═════ Entries ═════

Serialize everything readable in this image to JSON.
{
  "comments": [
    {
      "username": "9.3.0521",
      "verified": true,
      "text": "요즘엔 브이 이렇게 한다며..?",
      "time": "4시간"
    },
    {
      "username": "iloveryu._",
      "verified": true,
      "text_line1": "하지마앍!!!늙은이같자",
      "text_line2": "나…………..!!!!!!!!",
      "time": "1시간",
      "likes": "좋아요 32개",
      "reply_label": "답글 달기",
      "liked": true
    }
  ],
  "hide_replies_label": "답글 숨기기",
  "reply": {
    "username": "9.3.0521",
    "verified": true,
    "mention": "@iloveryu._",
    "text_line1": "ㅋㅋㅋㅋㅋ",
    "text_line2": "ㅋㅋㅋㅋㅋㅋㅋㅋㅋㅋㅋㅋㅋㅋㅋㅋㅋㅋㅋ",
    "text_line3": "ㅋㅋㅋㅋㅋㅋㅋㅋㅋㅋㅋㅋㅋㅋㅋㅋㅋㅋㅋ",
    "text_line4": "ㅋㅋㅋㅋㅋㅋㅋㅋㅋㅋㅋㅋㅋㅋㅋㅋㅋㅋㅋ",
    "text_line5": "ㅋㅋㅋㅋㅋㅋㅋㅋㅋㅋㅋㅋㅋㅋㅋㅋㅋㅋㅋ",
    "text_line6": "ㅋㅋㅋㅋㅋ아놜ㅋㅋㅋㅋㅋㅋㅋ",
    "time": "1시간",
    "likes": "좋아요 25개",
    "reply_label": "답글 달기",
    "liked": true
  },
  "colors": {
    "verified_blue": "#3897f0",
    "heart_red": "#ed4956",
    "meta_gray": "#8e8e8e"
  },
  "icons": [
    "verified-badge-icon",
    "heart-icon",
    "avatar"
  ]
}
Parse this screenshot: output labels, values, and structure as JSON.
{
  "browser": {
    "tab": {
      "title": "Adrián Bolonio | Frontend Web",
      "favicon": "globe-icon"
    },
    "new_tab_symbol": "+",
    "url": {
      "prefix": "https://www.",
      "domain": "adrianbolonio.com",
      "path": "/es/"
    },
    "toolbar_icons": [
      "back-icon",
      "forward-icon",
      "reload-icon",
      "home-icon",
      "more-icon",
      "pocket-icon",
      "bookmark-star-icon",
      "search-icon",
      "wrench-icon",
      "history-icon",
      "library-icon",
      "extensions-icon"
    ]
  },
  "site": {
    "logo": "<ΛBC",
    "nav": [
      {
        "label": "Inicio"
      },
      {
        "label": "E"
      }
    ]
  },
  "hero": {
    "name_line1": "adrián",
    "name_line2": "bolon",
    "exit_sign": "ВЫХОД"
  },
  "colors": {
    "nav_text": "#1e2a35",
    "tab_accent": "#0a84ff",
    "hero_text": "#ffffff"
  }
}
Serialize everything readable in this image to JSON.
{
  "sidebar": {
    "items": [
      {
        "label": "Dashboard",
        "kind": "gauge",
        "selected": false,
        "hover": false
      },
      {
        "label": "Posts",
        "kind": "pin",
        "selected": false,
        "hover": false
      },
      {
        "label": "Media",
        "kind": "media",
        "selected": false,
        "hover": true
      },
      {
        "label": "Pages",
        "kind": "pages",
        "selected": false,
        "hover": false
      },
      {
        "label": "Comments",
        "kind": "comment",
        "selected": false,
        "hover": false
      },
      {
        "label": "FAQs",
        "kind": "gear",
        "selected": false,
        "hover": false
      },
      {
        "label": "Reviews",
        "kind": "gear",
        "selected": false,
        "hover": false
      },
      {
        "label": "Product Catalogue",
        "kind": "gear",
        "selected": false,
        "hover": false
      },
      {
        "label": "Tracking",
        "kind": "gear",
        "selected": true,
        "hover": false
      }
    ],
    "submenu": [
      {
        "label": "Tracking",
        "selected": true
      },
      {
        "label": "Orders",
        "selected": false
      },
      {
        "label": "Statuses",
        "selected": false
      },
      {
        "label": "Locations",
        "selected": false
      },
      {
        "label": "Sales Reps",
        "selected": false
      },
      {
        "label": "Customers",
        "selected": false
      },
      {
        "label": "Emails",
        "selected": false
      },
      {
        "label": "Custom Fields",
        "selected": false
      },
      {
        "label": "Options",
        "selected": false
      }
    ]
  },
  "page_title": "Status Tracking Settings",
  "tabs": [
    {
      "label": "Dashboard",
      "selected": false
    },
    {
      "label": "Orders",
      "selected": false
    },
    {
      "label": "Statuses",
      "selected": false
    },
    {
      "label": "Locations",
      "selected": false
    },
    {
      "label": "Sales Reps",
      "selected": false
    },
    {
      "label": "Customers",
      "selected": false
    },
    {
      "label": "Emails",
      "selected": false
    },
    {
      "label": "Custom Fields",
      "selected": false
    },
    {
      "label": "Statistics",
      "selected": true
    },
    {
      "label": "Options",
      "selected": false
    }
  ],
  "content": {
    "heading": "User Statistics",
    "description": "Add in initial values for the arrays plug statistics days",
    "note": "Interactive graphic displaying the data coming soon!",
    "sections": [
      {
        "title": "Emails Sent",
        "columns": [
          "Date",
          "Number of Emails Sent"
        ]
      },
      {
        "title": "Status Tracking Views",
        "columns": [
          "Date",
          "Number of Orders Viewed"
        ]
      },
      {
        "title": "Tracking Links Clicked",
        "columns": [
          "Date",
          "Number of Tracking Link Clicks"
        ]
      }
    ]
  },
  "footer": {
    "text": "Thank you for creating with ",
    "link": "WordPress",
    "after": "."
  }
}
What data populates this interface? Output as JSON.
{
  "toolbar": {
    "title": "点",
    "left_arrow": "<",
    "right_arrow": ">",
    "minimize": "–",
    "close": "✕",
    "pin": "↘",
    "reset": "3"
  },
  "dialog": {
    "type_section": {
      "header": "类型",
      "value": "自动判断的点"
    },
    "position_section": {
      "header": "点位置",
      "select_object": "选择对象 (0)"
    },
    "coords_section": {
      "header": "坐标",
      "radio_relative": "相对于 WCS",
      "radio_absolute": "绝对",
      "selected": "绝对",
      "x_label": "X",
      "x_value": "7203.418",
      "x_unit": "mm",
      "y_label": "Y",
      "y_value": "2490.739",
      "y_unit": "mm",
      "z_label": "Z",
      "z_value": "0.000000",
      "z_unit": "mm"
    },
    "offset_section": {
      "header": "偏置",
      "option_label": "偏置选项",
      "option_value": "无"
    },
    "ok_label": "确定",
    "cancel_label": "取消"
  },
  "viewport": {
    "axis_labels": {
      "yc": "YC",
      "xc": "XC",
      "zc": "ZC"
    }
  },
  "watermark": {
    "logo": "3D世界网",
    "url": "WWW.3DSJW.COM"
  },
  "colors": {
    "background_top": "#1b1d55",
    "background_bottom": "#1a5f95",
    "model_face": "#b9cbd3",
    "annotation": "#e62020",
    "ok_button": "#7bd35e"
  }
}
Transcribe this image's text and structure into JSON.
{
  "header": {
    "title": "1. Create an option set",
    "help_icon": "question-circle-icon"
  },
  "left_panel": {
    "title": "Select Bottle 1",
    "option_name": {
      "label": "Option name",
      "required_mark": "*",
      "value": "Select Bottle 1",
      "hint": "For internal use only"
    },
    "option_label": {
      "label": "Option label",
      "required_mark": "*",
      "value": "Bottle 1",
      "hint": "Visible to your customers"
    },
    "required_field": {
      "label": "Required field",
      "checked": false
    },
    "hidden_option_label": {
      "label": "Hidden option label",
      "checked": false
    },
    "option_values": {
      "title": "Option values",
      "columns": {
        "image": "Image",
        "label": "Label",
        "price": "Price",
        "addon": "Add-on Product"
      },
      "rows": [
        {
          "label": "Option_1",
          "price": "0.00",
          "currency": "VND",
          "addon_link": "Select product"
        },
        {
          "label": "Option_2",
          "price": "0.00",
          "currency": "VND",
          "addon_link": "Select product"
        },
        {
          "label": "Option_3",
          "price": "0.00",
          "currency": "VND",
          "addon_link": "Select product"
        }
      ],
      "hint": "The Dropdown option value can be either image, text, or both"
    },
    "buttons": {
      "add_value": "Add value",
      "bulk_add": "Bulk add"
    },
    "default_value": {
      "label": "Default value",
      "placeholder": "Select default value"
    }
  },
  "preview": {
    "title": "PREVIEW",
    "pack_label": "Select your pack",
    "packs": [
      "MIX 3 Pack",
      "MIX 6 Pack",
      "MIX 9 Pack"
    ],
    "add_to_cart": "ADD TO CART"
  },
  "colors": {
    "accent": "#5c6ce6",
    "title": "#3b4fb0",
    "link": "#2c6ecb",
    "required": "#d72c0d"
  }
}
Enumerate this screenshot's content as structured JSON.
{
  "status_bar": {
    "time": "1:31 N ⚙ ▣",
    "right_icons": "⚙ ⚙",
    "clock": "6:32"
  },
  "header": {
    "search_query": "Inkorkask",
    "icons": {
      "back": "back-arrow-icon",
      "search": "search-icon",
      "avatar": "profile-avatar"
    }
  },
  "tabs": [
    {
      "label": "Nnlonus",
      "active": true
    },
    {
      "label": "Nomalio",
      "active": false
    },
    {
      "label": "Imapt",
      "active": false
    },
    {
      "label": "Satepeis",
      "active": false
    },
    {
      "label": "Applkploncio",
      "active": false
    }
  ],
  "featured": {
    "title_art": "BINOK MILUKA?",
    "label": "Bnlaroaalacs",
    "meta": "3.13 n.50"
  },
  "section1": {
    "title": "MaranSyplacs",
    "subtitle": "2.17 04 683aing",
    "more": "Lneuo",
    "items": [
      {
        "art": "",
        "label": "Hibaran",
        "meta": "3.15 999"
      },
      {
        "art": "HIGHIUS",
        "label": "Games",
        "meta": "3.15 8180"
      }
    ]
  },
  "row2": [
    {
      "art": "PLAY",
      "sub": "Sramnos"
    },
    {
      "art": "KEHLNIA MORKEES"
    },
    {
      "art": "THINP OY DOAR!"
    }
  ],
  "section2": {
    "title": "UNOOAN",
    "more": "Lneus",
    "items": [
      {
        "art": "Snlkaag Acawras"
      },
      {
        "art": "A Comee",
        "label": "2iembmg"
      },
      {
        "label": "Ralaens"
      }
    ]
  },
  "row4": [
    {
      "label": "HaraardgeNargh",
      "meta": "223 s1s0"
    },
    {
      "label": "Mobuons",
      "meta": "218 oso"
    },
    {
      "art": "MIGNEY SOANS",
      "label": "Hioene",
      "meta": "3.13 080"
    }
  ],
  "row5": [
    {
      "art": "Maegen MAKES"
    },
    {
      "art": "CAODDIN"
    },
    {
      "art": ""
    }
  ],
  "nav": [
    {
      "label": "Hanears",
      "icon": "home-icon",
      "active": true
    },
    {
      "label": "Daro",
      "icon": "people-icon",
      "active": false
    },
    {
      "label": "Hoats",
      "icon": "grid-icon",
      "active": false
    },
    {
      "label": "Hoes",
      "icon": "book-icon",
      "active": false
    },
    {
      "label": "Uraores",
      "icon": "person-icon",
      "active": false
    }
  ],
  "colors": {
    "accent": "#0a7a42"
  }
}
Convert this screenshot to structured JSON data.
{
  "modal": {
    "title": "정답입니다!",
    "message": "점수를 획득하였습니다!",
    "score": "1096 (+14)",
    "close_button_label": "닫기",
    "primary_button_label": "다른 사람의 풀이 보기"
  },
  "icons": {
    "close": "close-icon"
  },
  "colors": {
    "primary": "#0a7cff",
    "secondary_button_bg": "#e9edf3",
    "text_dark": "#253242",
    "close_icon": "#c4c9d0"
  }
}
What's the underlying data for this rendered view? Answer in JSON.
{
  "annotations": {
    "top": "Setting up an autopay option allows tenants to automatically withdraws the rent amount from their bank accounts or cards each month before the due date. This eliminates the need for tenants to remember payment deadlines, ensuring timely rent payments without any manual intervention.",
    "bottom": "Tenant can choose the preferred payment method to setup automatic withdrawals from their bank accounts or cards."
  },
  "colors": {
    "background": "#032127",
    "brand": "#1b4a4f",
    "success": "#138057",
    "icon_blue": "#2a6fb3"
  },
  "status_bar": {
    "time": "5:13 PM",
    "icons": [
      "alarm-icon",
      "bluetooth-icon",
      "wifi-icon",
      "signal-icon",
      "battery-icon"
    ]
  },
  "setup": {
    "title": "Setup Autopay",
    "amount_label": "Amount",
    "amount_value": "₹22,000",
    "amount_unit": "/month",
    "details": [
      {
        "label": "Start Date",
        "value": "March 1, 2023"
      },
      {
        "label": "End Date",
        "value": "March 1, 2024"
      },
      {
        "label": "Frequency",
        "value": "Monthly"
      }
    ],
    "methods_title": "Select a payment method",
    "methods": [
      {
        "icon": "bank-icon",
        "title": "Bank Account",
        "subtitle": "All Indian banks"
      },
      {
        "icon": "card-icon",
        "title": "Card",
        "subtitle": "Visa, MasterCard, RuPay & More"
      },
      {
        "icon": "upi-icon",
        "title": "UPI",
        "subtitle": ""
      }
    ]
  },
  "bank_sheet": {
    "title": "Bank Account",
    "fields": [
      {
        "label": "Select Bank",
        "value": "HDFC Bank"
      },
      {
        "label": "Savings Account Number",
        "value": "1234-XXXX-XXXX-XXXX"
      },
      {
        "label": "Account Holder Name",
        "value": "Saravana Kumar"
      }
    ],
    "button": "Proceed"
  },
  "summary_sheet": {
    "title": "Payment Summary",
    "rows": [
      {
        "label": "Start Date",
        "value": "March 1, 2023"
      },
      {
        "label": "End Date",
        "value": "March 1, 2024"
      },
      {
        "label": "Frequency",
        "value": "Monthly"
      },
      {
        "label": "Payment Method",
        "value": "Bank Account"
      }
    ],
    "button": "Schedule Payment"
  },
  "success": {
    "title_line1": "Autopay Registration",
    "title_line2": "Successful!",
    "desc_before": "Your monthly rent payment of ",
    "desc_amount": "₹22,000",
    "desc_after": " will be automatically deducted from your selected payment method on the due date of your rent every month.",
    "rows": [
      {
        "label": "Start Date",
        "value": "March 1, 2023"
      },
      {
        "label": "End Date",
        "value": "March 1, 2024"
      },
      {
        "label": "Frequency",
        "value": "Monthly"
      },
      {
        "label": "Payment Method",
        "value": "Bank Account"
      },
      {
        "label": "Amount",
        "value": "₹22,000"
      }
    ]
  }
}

═════

### Aim of the exercise
All lines of the data above that include the word "hint" must be shown.

### Output of the task
      "hint": "For internal use only"
      "hint": "Visible to your customers"
      "hint": "The Dropdown option value can be either image, text, or both"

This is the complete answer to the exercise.